====== RECORDS FOR THE TASK ======
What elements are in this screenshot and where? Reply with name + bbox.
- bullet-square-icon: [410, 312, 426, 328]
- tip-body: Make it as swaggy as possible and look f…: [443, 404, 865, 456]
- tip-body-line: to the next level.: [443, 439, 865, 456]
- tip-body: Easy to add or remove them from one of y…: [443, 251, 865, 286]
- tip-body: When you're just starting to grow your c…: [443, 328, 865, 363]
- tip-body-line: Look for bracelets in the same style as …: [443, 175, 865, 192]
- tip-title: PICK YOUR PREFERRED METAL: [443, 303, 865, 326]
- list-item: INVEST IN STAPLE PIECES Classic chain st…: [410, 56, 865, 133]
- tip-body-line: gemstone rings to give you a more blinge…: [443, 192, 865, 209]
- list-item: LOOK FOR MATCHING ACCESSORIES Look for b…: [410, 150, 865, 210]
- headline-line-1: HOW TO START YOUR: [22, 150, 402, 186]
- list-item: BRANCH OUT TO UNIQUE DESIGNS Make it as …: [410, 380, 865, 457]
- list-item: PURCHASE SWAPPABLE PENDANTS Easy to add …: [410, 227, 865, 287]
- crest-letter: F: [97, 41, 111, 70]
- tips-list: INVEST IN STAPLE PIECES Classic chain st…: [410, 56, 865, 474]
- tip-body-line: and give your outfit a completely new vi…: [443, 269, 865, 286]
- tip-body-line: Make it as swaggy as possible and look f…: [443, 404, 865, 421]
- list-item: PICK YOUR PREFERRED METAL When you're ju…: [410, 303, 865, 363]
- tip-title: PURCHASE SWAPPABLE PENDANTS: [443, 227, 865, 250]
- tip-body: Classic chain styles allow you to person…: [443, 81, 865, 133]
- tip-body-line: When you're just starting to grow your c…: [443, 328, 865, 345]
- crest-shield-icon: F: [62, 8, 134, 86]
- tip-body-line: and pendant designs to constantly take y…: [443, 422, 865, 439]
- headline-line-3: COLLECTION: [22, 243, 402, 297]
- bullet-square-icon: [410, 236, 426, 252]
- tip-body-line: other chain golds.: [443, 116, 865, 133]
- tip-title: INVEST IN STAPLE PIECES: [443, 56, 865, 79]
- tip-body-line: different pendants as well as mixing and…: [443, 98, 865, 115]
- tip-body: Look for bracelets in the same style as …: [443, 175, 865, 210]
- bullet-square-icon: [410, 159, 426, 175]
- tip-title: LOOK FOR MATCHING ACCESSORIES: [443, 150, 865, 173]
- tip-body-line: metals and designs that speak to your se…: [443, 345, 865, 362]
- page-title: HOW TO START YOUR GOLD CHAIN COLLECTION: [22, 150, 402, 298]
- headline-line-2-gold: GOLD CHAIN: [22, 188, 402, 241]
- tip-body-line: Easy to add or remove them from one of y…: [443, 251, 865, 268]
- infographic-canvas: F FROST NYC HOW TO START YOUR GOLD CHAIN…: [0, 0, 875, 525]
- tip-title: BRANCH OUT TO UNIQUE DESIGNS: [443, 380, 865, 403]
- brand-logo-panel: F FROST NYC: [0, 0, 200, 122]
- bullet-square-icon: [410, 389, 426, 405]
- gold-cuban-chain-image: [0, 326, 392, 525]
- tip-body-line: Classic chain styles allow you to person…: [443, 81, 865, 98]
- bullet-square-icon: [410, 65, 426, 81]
======
YOUR TASK:
Arrange every line of the items above as a Markdown table with two columns, Row for the row number and Text for the line, leaving out any blank lines.

ANSWER TO THE EXERCISE:
| Row | Text |
|---|---|
| 1 | What elements are in this screenshot and where? Reply with name + bbox. |
| 2 | - bullet-square-icon: [410, 312, 426, 328] |
| 3 | - tip-body: Make it as swaggy as possible and look f…: [443, 404, 865, 456] |
| 4 | - tip-body-line: to the next level.: [443, 439, 865, 456] |
| 5 | - tip-body: Easy to add or remove them from one of y…: [443, 251, 865, 286] |
| 6 | - tip-body: When you're just starting to grow your c…: [443, 328, 865, 363] |
| 7 | - tip-body-line: Look for bracelets in the same style as …: [443, 175, 865, 192] |
| 8 | - tip-title: PICK YOUR PREFERRED METAL: [443, 303, 865, 326] |
| 9 | - list-item: INVEST IN STAPLE PIECES Classic chain st…: [410, 56, 865, 133] |
| 10 | - tip-body-line: gemstone rings to give you a more blinge…: [443, 192, 865, 209] |
| 11 | - list-item: LOOK FOR MATCHING ACCESSORIES Look for b…: [410, 150, 865, 210] |
| 12 | - headline-line-1: HOW TO START YOUR: [22, 150, 402, 186] |
| 13 | - list-item: BRANCH OUT TO UNIQUE DESIGNS Make it as …: [410, 380, 865, 457] |
| 14 | - list-item: PURCHASE SWAPPABLE PENDANTS Easy to add …: [410, 227, 865, 287] |
| 15 | - crest-letter: F: [97, 41, 111, 70] |
| 16 | - tips-list: INVEST IN STAPLE PIECES Classic chain st…: [410, 56, 865, 474] |
| 17 | - tip-body-line: and give your outfit a completely new vi…: [443, 269, 865, 286] |
| 18 | - tip-body-line: Make it as swaggy as possible and look f…: [443, 404, 865, 421] |
| 19 | - list-item: PICK YOUR PREFERRED METAL When you're ju…: [410, 303, 865, 363] |
| 20 | - tip-title: PURCHASE SWAPPABLE PENDANTS: [443, 227, 865, 250] |
| 21 | - tip-body: Classic chain styles allow you to person…: [443, 81, 865, 133] |
| 22 | - tip-body-line: When you're just starting to grow your c…: [443, 328, 865, 345] |
| 23 | - crest-shield-icon: F: [62, 8, 134, 86] |
| 24 | - tip-body-line: and pendant designs to constantly take y…: [443, 422, 865, 439] |
| 25 | - headline-line-3: COLLECTION: [22, 243, 402, 297] |
| 26 | - bullet-square-icon: [410, 236, 426, 252] |
| 27 | - tip-body-line: other chain golds.: [443, 116, 865, 133] |
| 28 | - tip-title: INVEST IN STAPLE PIECES: [443, 56, 865, 79] |
| 29 | - tip-body-line: different pendants as well as mixing and…: [443, 98, 865, 115] |
| 30 | - tip-body: Look for bracelets in the same style as …: [443, 175, 865, 210] |
| 31 | - bullet-square-icon: [410, 159, 426, 175] |
| 32 | - tip-title: LOOK FOR MATCHING ACCESSORIES: [443, 150, 865, 173] |
| 33 | - tip-body-line: metals and designs that speak to your se…: [443, 345, 865, 362] |
| 34 | - page-title: HOW TO START YOUR GOLD CHAIN COLLECTION: [22, 150, 402, 298] |
| 35 | - headline-line-2-gold: GOLD CHAIN: [22, 188, 402, 241] |
| 36 | - tip-body-line: Easy to add or remove them from one of y…: [443, 251, 865, 268] |
| 37 | - infographic-canvas: F FROST NYC HOW TO START YOUR GOLD CHAIN…: [0, 0, 875, 525] |
| 38 | - tip-title: BRANCH OUT TO UNIQUE DESIGNS: [443, 380, 865, 403] |
| 39 | - brand-logo-panel: F FROST NYC: [0, 0, 200, 122] |
| 40 | - bullet-square-icon: [410, 389, 426, 405] |
| 41 | - gold-cuban-chain-image: [0, 326, 392, 525] |
| 42 | - tip-body-line: Classic chain styles allow you to person…: [443, 81, 865, 98] |
| 43 | - bullet-square-icon: [410, 65, 426, 81] |